Exercise: Extract every line of the material that holds the string "JSON".

Entries from a dataset
┌──

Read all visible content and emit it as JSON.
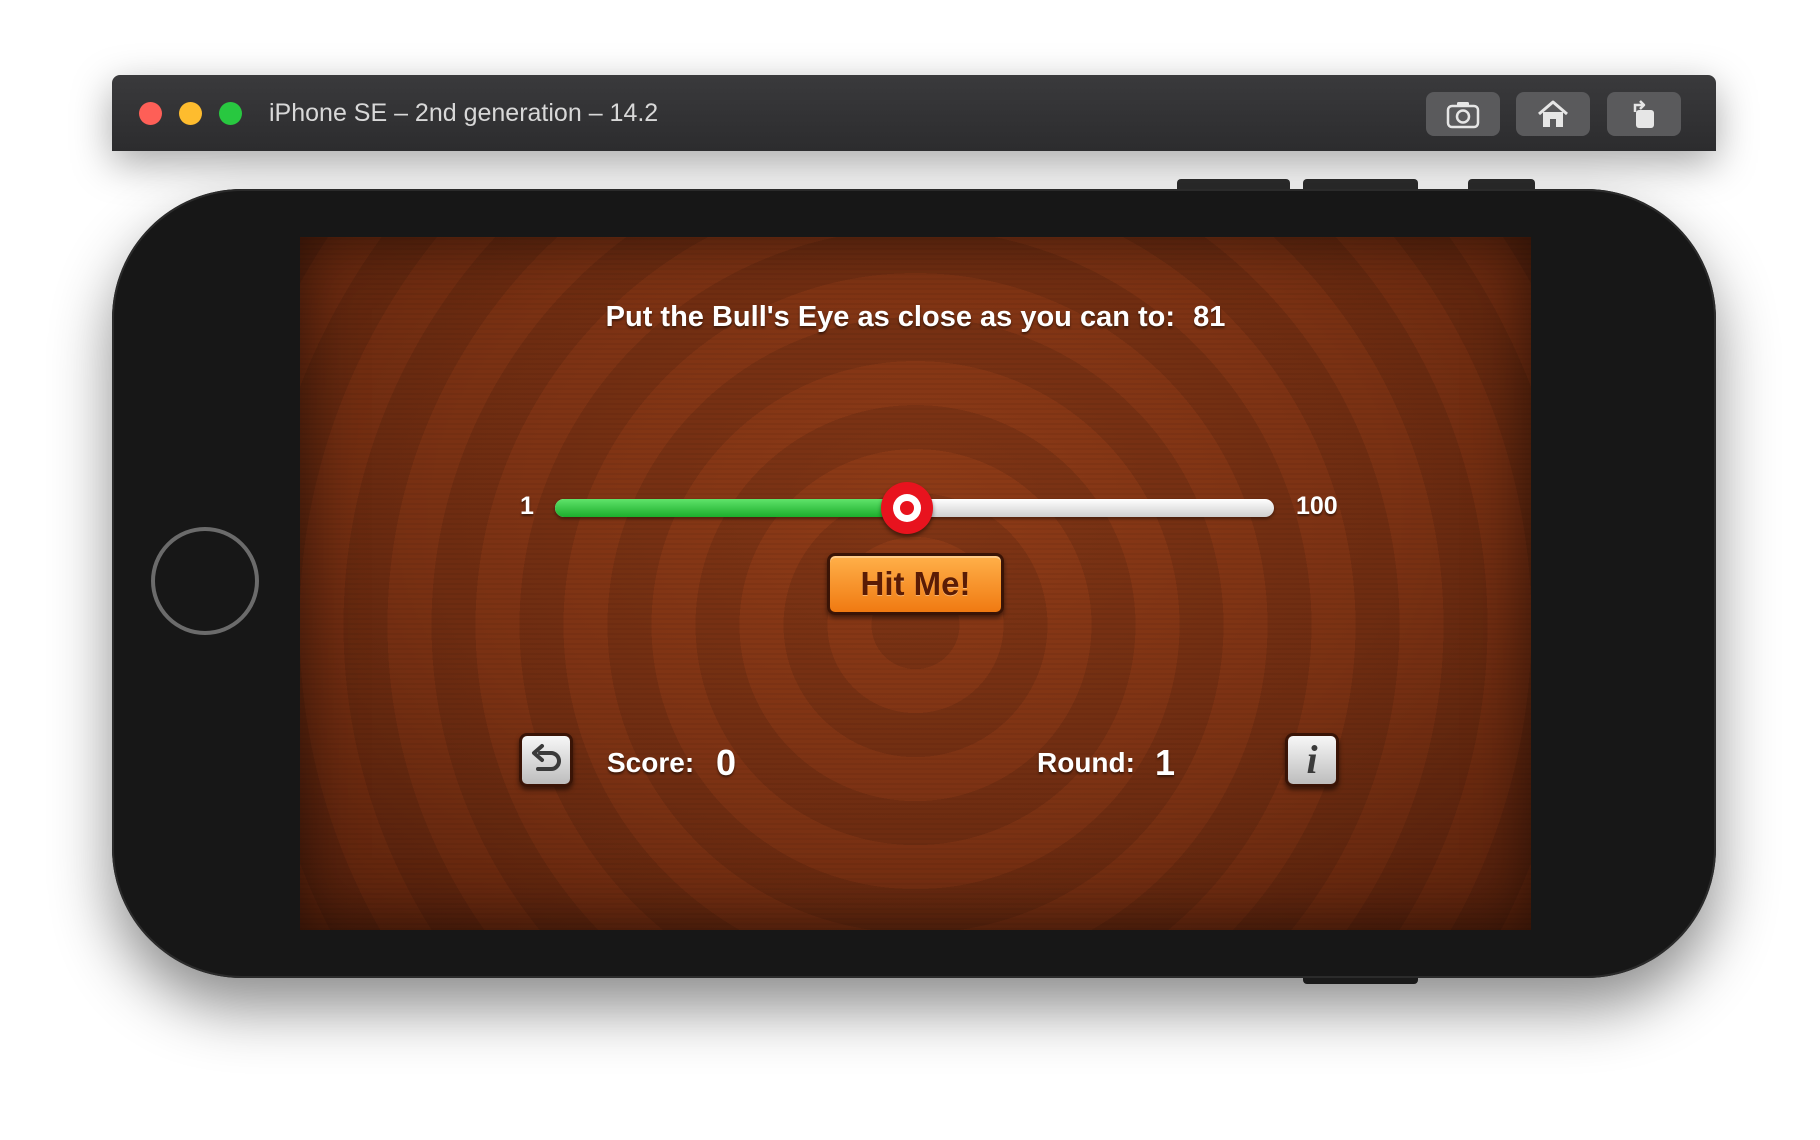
{
  "window": {
    "title": "iPhone SE – 2nd generation – 14.2",
    "toolbar": {
      "screenshot_icon": "camera-icon",
      "home_icon": "home-icon",
      "rotate_icon": "rotate-icon"
    }
  },
  "game": {
    "prompt": "Put the Bull's Eye as close as you can to:",
    "target_value": "81",
    "slider": {
      "min_label": "1",
      "max_label": "100",
      "value_fraction": 0.49,
      "fill_color": "#1cae2c",
      "thumb_color": "#e8131e"
    },
    "hit_button_label": "Hit Me!",
    "start_over_icon": "start-over-icon",
    "info_icon": "info-icon",
    "info_glyph": "i",
    "score_label": "Score:",
    "score_value": "0",
    "round_label": "Round:",
    "round_value": "1"
  }
}
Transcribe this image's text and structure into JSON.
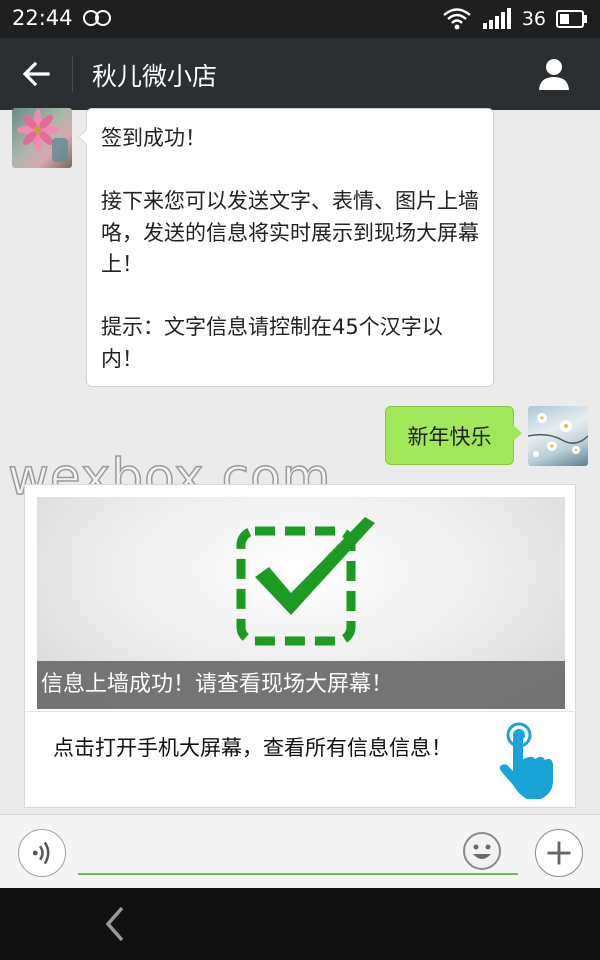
{
  "status_bar": {
    "time": "22:44",
    "signal_level": "36"
  },
  "header": {
    "title": "秋儿微小店"
  },
  "messages": {
    "incoming": {
      "line1": "签到成功！",
      "line2": "接下来您可以发送文字、表情、图片上墙咯，发送的信息将实时展示到现场大屏幕上！",
      "line3": "提示：文字信息请控制在45个汉字以内！"
    },
    "outgoing": {
      "text": "新年快乐"
    },
    "card": {
      "caption": "信息上墙成功！请查看现场大屏幕！",
      "link_text": "点击打开手机大屏幕，查看所有信息信息！"
    }
  },
  "watermark": "wexbox.com",
  "input": {
    "placeholder": "",
    "value": ""
  },
  "colors": {
    "status_bar_bg": "#1f1f1f",
    "nav_bg": "#2b2f32",
    "outgoing_bubble": "#a0e75a",
    "check_green": "#1b9b22",
    "hand_blue": "#1aa3d6",
    "input_underline": "#77b84c"
  },
  "icons": {
    "back": "arrow-left-icon",
    "profile": "person-icon",
    "infinity": "infinity-icon",
    "wifi": "wifi-icon",
    "signal": "signal-bars-icon",
    "battery": "battery-icon",
    "voice": "voice-icon",
    "emoji": "smiley-icon",
    "plus": "plus-icon",
    "check": "checkbox-check-icon",
    "hand": "tap-hand-icon",
    "system_back": "chevron-left-icon"
  }
}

└──

Task response:
Read all visible content and emit it as JSON.
Transcribe this image's text and structure into JSON.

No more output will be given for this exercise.